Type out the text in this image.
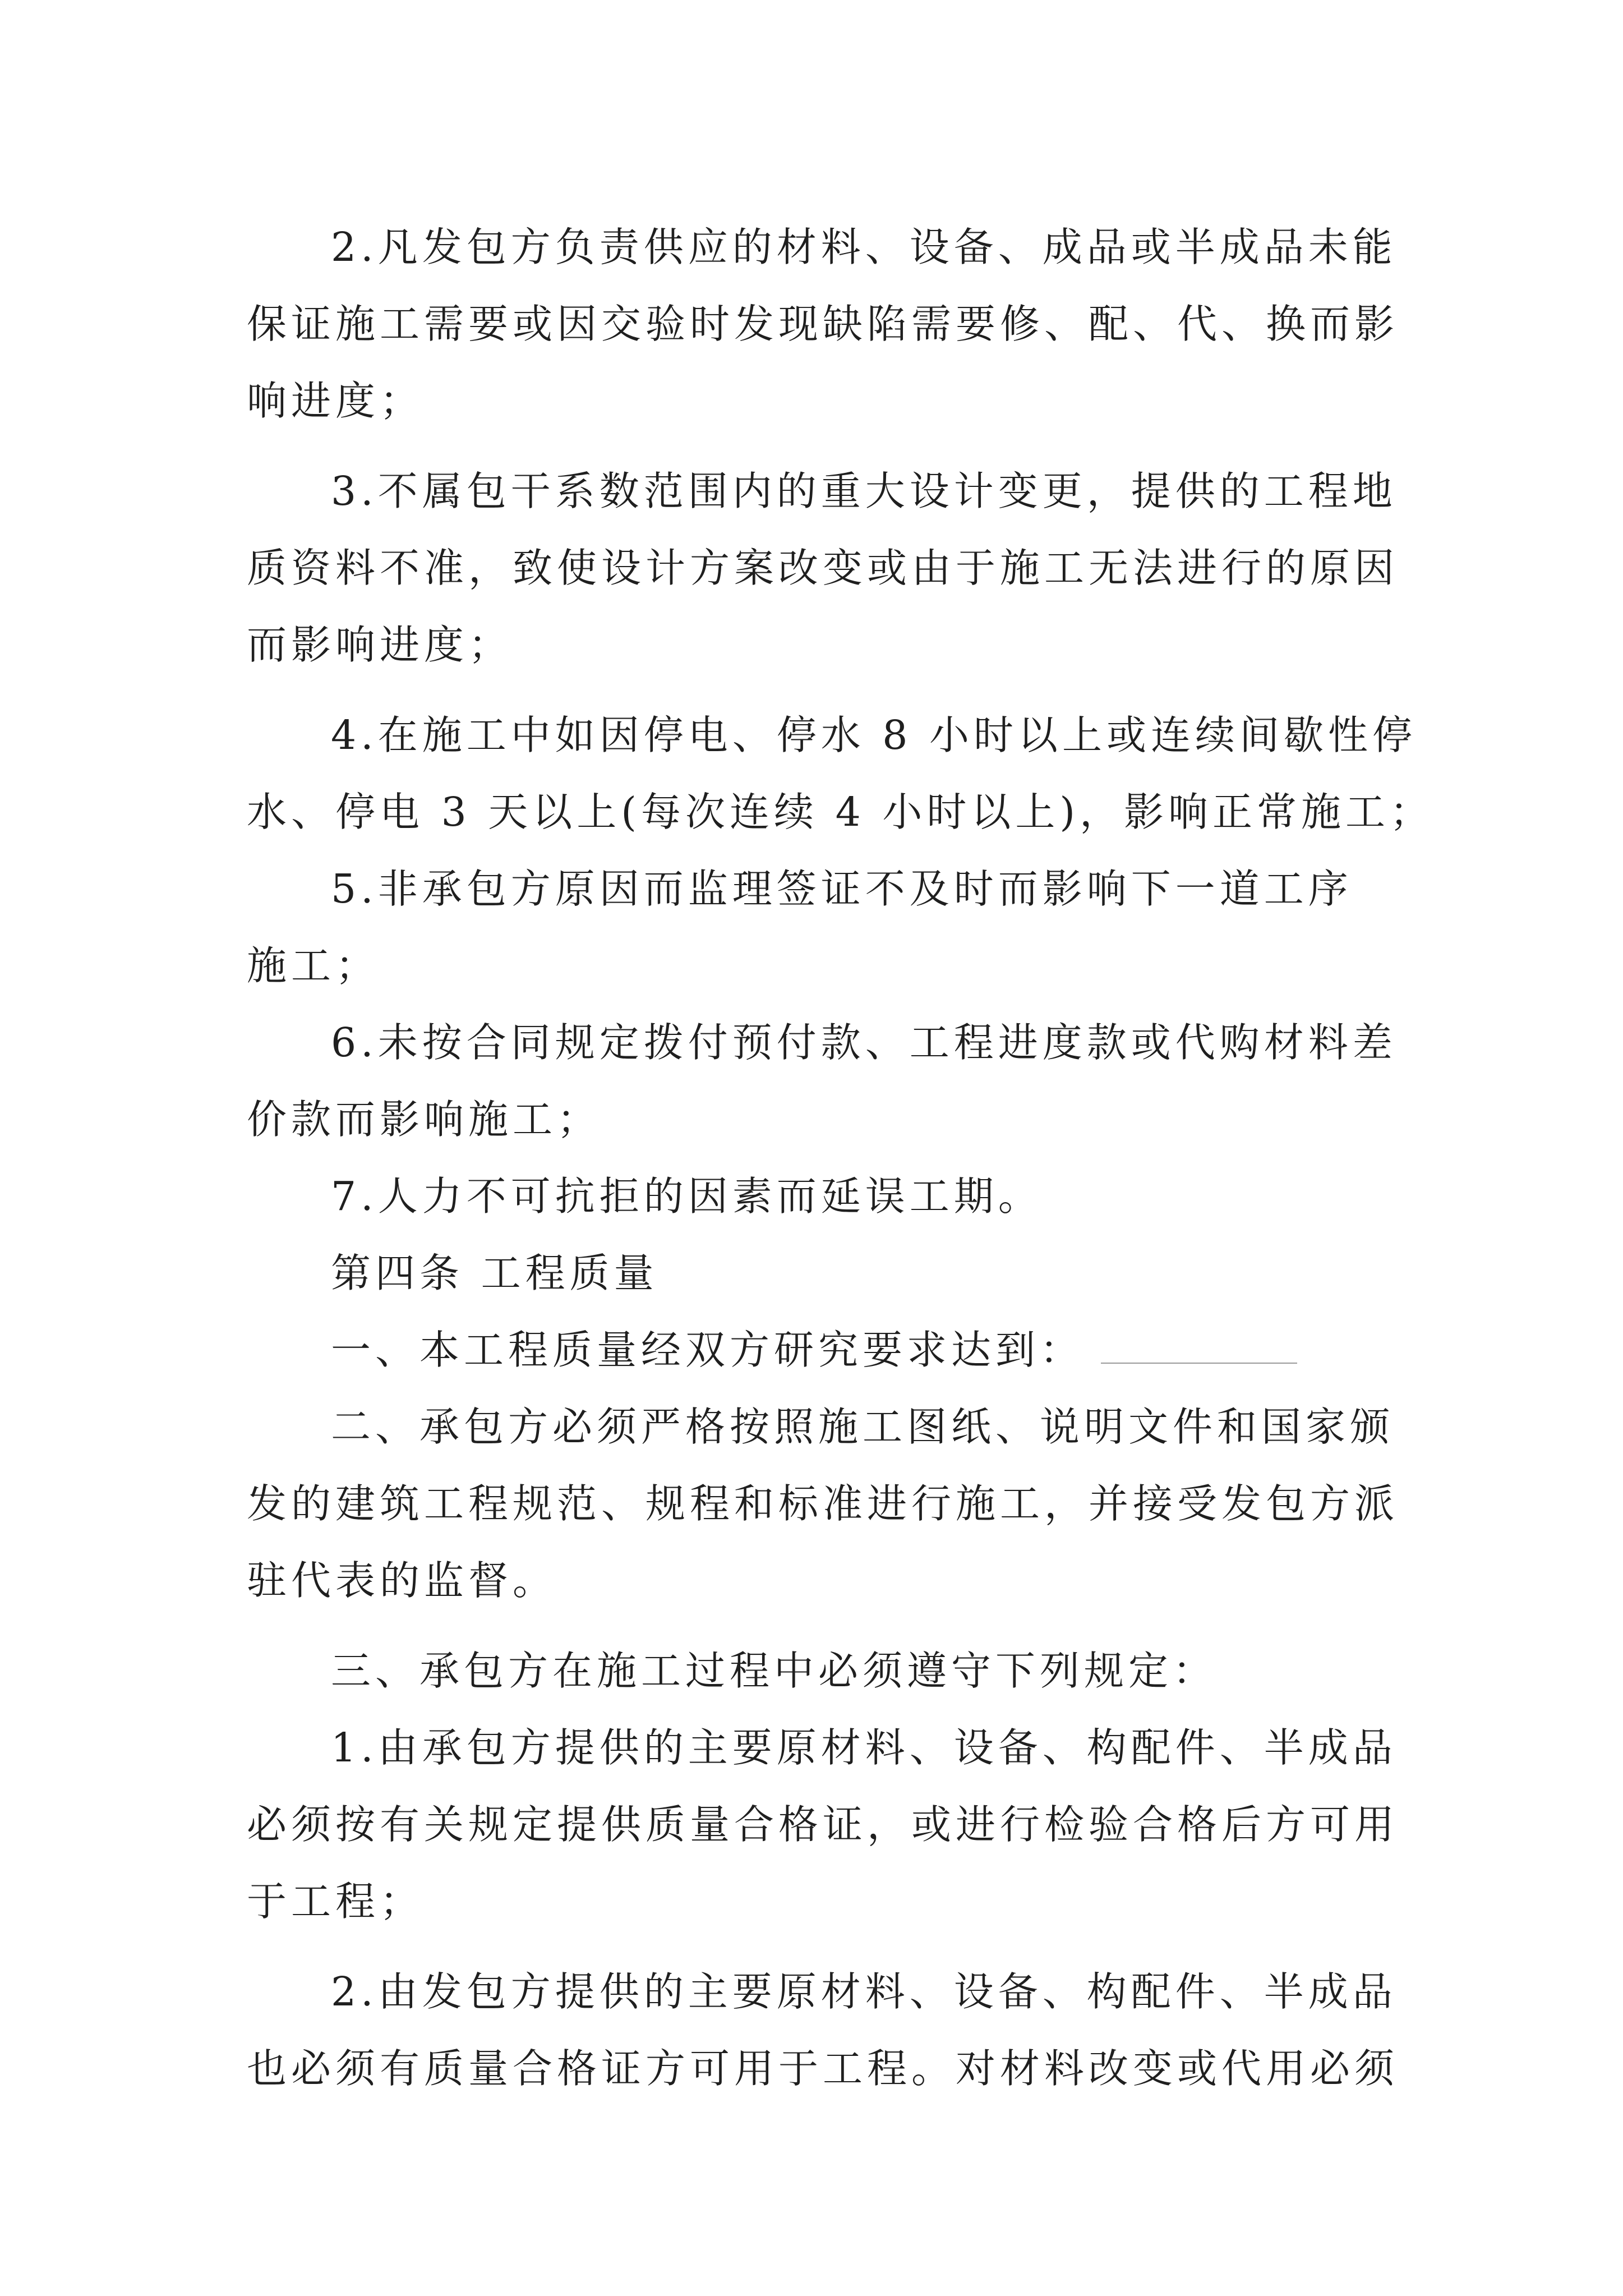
2.凡发包方负责供应的材料、设备、成品或半成品未能
保证施工需要或因交验时发现缺陷需要修、配、代、换而影
响进度；

3.不属包干系数范围内的重大设计变更，提供的工程地
质资料不准，致使设计方案改变或由于施工无法进行的原因
而影响进度；

4.在施工中如因停电、停水 8 小时以上或连续间歇性停
水、停电 3 天以上(每次连续 4 小时以上)，影响正常施工；

5.非承包方原因而监理签证不及时而影响下一道工序
施工；

6.未按合同规定拨付预付款、工程进度款或代购材料差
价款而影响施工；

7.人力不可抗拒的因素而延误工期。

第四条 工程质量

一、本工程质量经双方研究要求达到：

二、承包方必须严格按照施工图纸、说明文件和国家颁
发的建筑工程规范、规程和标准进行施工，并接受发包方派
驻代表的监督。

三、承包方在施工过程中必须遵守下列规定：

1.由承包方提供的主要原材料、设备、构配件、半成品
必须按有关规定提供质量合格证，或进行检验合格后方可用
于工程；

2.由发包方提供的主要原材料、设备、构配件、半成品
也必须有质量合格证方可用于工程。对材料改变或代用必须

> _Brief_: Output the records above exactly as they are, leaving out the pictures.

> _Expected answer_:
Type out the text in this image.
2.凡发包方负责供应的材料、设备、成品或半成品未能
保证施工需要或因交验时发现缺陷需要修、配、代、换而影
响进度；

3.不属包干系数范围内的重大设计变更，提供的工程地
质资料不准，致使设计方案改变或由于施工无法进行的原因
而影响进度；

4.在施工中如因停电、停水 8 小时以上或连续间歇性停
水、停电 3 天以上(每次连续 4 小时以上)，影响正常施工；

5.非承包方原因而监理签证不及时而影响下一道工序
施工；

6.未按合同规定拨付预付款、工程进度款或代购材料差
价款而影响施工；

7.人力不可抗拒的因素而延误工期。

第四条 工程质量

一、本工程质量经双方研究要求达到：

二、承包方必须严格按照施工图纸、说明文件和国家颁
发的建筑工程规范、规程和标准进行施工，并接受发包方派
驻代表的监督。

三、承包方在施工过程中必须遵守下列规定：

1.由承包方提供的主要原材料、设备、构配件、半成品
必须按有关规定提供质量合格证，或进行检验合格后方可用
于工程；

2.由发包方提供的主要原材料、设备、构配件、半成品
也必须有质量合格证方可用于工程。对材料改变或代用必须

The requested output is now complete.